__Source__
########
# need bbs rsII hidden valve ?? help plz



## deje5u5 (Nov 21, 2006)

looking for these valves i've search and search and cant find them i hoping one of you my know ware to get them plz and thankyou 
pics of the rim and valve 

















also looking for stock bbs rsII bolts to i know bfi has them but i want to keep it stock


----------



## deje5u5 (Nov 21, 2006)

*Re: need bbs rsII hidden valve ?? help plz (deje5u5)*

46 hits not one thing this is not going to be good


----------



## deje5u5 (Nov 21, 2006)

*Re: need bbs rsII hidden valve ?? help plz (deje5u5)*

77 hits nothing still


----------



## dubTography (Aug 29, 2008)

did you try tunershop?


----------



## deje5u5 (Nov 21, 2006)

*Re: (dubTography)*

i did they dont got it also looking for spare bbs rxII bolts maybe someones got some spares ??


----------



## Big Dac With Fries (Feb 1, 2002)

*Re: need bbs rsII hidden valve ?? help plz (deje5u5)*

Maybe try the Mk3/4 forums?


----------



## deje5u5 (Nov 21, 2006)

*Re: need bbs rsII hidden valve ?? help plz (Big Dac With Fries)*

just did still lookin


----------



## Susannah (Apr 28, 2005)

*FV-QR*

Try Katja at TMTuning?


----------



## chaoticvr6 (Aug 7, 2002)

*Re: need bbs rsII hidden valve ?? help plz (deje5u5)*

Nelson,
Silly question but BBS can't help here?
My old RS2's had those valves.
Bitch to get out... And don't lose that flat cover either...


----------



## NoVAslc (Jun 29, 2003)

*Re: need bbs rsII hidden valve ?? help plz (chaoticvr6)*

Call bbs in Georgia. They are super nice and easy to deal with. If you don't get the phone number by tomorrow I'll post it when I get to work. I'm sure it's on their site though. I had to get some of the like that go onto an XKR. They'll know what you are talking about before you finish your sentence.


----------



## vwmk2vr6s (Aug 19, 2007)

I have 2 spare 17in BBS RSii if you want them for parts, PM me.:beer: 

These the valves? 
http://cgi.ebay.com/BBS-Valve-adapt...400137671493?cmd=ViewItem&hash=item5d2a105345


----------



## Permaslowedvr6 (Jul 12, 2013)

Did anyone ever find where to get these?


----------
########
__Given records__
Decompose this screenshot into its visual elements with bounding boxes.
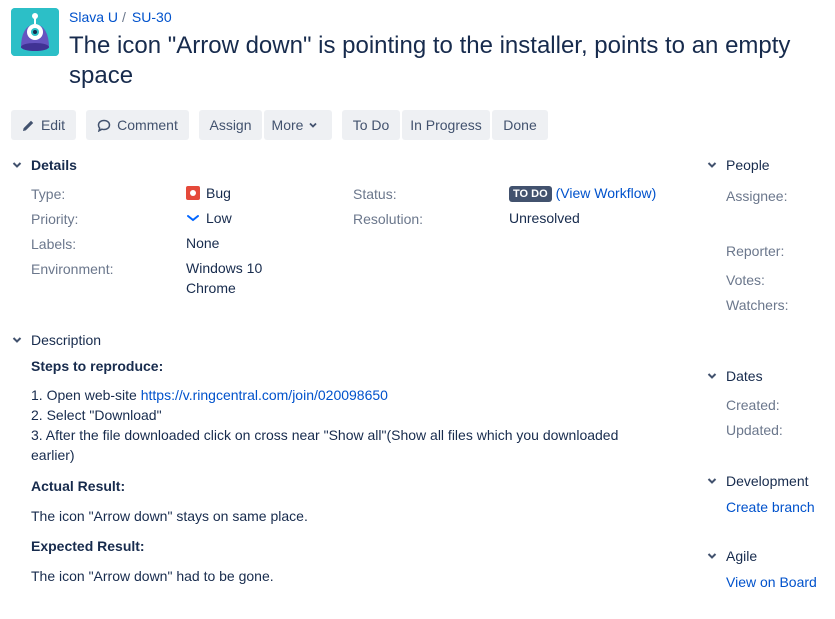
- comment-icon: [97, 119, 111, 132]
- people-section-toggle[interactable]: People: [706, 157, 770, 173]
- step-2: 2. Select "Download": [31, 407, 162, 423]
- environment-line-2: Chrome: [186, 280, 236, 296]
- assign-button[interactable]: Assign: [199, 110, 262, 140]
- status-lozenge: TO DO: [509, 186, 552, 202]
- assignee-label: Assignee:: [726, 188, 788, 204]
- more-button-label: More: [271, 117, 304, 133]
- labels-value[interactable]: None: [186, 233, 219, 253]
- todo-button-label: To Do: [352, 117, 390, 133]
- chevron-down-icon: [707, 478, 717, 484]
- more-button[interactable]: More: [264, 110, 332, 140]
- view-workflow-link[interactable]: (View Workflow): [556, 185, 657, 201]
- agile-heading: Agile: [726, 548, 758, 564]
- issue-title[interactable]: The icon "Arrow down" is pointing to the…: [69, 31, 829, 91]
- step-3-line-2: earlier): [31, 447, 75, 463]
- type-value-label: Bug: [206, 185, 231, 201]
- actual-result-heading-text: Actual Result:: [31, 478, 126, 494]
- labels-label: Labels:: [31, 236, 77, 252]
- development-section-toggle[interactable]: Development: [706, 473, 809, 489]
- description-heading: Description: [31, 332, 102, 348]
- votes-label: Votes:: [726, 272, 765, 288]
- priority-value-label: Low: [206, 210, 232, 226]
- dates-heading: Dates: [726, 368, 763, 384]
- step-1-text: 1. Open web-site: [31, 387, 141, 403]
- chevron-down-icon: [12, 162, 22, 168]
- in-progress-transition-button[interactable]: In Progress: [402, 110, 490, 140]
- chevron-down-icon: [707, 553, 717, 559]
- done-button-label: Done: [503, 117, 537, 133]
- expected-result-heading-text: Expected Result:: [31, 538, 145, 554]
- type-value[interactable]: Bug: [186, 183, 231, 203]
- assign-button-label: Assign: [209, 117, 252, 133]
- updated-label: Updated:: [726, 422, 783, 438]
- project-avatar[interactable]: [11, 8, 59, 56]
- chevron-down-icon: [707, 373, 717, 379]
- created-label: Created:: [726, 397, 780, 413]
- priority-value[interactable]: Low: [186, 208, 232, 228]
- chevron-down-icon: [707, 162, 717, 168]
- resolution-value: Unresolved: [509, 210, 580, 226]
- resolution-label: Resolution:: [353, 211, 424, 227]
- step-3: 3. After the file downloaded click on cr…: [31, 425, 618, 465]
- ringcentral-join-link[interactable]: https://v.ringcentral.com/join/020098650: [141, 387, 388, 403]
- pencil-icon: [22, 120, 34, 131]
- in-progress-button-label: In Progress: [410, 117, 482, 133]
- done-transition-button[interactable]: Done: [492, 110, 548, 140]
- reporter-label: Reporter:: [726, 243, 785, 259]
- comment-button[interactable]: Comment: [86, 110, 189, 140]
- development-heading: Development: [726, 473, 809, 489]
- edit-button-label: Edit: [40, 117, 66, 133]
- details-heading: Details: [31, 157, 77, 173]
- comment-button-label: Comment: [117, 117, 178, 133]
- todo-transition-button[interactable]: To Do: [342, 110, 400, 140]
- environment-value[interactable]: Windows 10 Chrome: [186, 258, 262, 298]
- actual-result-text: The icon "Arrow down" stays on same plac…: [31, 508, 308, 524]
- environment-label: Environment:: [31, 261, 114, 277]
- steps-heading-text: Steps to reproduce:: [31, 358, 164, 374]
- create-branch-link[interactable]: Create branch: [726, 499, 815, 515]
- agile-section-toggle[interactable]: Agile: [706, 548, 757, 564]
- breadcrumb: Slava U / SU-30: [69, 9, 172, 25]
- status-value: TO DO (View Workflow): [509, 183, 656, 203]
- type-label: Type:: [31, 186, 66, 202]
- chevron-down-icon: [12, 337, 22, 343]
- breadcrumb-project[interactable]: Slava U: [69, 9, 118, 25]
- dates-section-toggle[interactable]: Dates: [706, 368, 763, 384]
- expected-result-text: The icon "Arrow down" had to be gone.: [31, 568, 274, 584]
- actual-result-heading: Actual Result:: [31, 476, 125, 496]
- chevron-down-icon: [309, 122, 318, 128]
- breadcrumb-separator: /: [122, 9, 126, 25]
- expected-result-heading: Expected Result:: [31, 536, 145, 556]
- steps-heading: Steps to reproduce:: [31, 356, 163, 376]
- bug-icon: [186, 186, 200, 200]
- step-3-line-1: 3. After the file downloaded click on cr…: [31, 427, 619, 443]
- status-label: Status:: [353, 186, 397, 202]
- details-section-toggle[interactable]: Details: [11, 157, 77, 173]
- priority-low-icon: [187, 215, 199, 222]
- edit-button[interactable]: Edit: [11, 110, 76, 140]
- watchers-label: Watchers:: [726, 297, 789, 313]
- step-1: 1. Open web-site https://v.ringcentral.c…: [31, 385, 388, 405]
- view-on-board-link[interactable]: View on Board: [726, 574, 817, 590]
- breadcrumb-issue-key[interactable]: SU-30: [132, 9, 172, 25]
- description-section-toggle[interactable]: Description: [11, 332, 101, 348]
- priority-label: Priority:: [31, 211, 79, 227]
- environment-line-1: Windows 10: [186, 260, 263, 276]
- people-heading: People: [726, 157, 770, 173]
########
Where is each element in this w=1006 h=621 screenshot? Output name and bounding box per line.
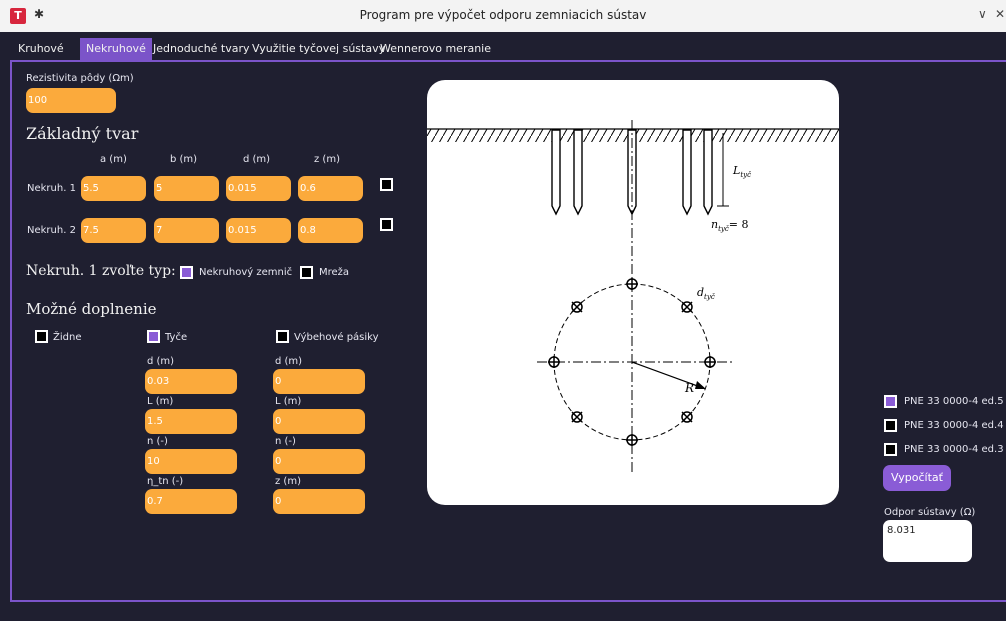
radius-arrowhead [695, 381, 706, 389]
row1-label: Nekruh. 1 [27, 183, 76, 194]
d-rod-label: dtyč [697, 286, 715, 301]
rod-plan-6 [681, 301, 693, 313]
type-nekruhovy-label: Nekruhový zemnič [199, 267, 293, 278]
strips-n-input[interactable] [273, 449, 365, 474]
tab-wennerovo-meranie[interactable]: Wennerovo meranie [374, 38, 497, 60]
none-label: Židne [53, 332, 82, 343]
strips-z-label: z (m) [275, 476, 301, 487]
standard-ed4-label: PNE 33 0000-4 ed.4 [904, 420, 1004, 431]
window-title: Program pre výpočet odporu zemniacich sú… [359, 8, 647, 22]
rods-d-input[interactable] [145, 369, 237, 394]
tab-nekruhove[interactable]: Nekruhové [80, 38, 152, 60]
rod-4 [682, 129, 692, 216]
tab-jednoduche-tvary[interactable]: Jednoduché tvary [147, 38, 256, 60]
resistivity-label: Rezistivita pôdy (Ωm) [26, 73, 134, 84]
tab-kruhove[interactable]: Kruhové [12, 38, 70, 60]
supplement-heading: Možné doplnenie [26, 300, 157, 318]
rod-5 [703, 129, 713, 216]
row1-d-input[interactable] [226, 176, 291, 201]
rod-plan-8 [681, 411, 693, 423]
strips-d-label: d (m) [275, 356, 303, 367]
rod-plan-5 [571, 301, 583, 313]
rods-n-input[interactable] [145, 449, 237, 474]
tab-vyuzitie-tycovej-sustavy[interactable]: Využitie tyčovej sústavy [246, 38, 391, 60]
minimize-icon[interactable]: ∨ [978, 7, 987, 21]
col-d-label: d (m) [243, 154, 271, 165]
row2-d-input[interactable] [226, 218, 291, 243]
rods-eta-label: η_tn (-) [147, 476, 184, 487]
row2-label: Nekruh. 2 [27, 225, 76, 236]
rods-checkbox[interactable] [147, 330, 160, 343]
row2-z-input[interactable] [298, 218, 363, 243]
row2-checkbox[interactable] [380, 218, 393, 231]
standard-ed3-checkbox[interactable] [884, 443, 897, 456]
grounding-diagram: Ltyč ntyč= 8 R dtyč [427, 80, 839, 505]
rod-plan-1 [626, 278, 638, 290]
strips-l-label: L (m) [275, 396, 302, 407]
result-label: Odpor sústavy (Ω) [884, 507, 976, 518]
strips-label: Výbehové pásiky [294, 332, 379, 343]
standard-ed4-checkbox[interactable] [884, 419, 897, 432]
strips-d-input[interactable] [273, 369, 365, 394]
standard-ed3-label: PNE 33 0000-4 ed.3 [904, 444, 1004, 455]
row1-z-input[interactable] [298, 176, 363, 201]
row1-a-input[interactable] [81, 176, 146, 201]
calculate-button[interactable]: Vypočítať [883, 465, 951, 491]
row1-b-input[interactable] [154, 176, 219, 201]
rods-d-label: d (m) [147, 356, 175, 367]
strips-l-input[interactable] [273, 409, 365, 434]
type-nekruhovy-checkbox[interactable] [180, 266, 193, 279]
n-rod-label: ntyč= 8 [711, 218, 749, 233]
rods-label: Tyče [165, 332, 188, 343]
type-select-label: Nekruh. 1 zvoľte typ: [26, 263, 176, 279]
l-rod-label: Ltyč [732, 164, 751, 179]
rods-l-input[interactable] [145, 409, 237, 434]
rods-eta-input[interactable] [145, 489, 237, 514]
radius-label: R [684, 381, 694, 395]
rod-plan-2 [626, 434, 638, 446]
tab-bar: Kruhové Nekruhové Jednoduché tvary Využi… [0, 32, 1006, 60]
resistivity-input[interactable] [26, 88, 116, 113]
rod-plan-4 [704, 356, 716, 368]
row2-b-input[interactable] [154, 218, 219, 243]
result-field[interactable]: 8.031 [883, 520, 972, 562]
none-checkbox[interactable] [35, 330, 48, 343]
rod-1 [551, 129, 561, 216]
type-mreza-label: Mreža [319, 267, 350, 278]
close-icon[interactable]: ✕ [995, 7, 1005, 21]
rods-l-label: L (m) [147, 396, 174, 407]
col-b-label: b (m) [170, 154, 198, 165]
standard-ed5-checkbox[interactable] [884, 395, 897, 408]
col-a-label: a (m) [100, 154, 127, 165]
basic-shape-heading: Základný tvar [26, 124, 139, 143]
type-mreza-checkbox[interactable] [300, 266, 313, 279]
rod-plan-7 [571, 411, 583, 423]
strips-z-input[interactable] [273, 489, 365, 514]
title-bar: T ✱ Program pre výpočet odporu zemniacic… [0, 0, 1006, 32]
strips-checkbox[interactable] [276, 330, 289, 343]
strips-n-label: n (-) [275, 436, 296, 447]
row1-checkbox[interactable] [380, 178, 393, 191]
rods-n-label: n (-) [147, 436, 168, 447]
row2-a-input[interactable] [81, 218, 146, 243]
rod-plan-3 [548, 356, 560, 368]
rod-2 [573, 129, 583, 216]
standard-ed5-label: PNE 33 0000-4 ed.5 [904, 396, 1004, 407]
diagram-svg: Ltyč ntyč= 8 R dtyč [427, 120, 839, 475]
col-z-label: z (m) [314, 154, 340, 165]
########
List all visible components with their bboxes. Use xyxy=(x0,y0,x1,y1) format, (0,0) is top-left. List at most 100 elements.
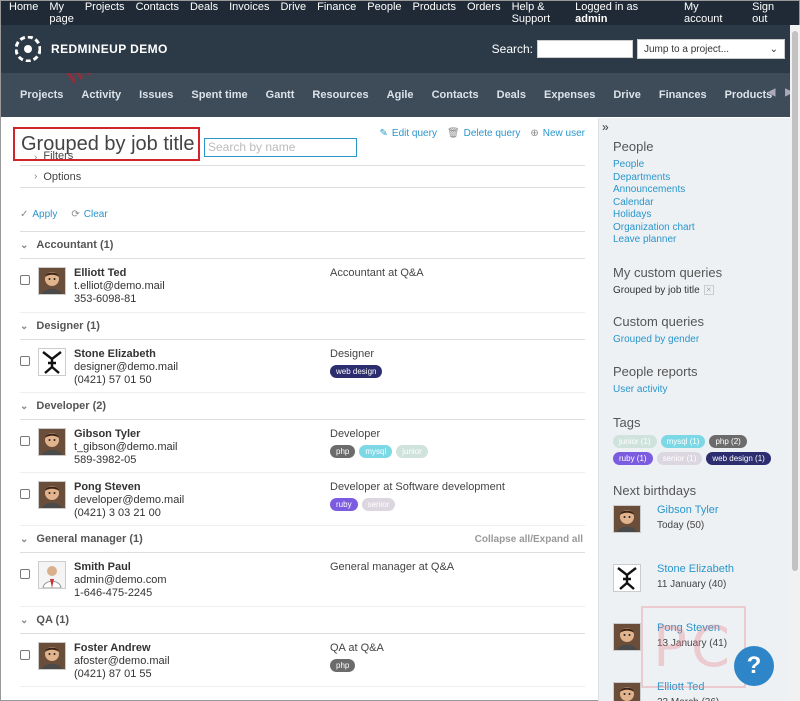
########
__Aim 1__
Answer these questions using the valve thread.
(a) Which shop did dubTography suggest trying?
(b) In which state is the BBS office that NoVAslc recommends calling?
(c) What size are the spare BBS RSii wheels that vwmk2vr6s offers for parts?
__Aim 2__
Write out the part of the valve thread starting at "Try Katja at" and ending at "had those valves.".

__Correct response 1__
(a) Tunershop
(b) Georgia
(c) 17 inches

__Correct response 2__
Try Katja at TMTuning?


----------



## chaoticvr6 (Aug 7, 2002)

*Re: need bbs rsII hidden valve ?? help plz (deje5u5)*

Nelson,
Silly question but BBS can't help here?
My old RS2's had those valves.